THE REQUEST: In the listing below, pick out lines with "intracranial".

Extracted records
----
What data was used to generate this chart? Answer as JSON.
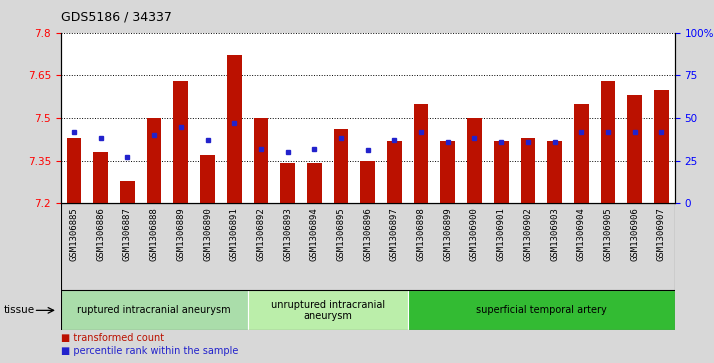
{
  "title": "GDS5186 / 34337",
  "samples": [
    "GSM1306885",
    "GSM1306886",
    "GSM1306887",
    "GSM1306888",
    "GSM1306889",
    "GSM1306890",
    "GSM1306891",
    "GSM1306892",
    "GSM1306893",
    "GSM1306894",
    "GSM1306895",
    "GSM1306896",
    "GSM1306897",
    "GSM1306898",
    "GSM1306899",
    "GSM1306900",
    "GSM1306901",
    "GSM1306902",
    "GSM1306903",
    "GSM1306904",
    "GSM1306905",
    "GSM1306906",
    "GSM1306907"
  ],
  "bar_values": [
    7.43,
    7.38,
    7.28,
    7.5,
    7.63,
    7.37,
    7.72,
    7.5,
    7.34,
    7.34,
    7.46,
    7.35,
    7.42,
    7.55,
    7.42,
    7.5,
    7.42,
    7.43,
    7.42,
    7.55,
    7.63,
    7.58,
    7.6
  ],
  "percentile_values": [
    42,
    38,
    27,
    40,
    45,
    37,
    47,
    32,
    30,
    32,
    38,
    31,
    37,
    42,
    36,
    38,
    36,
    36,
    36,
    42,
    42,
    42,
    42
  ],
  "ymin": 7.2,
  "ymax": 7.8,
  "yticks": [
    7.2,
    7.35,
    7.5,
    7.65,
    7.8
  ],
  "ytick_labels": [
    "7.2",
    "7.35",
    "7.5",
    "7.65",
    "7.8"
  ],
  "right_yticks": [
    0,
    25,
    50,
    75,
    100
  ],
  "right_ytick_labels": [
    "0",
    "25",
    "50",
    "75",
    "100%"
  ],
  "bar_color": "#bb1100",
  "marker_color": "#2222cc",
  "bar_width": 0.55,
  "background_color": "#d8d8d8",
  "plot_bg_color": "#ffffff",
  "xticklabel_bg": "#cccccc",
  "groups": [
    {
      "label": "ruptured intracranial aneurysm",
      "start": 0,
      "end": 7,
      "color": "#aaddaa"
    },
    {
      "label": "unruptured intracranial\naneurysm",
      "start": 7,
      "end": 13,
      "color": "#bbeeaa"
    },
    {
      "label": "superficial temporal artery",
      "start": 13,
      "end": 23,
      "color": "#33bb33"
    }
  ],
  "tissue_label": "tissue",
  "legend_items": [
    {
      "label": "transformed count",
      "color": "#bb1100"
    },
    {
      "label": "percentile rank within the sample",
      "color": "#2222cc"
    }
  ]
}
----
CORRECT RESULT:
      "label": "ruptured intracranial aneurysm",
      "label": "unruptured intracranial\naneurysm",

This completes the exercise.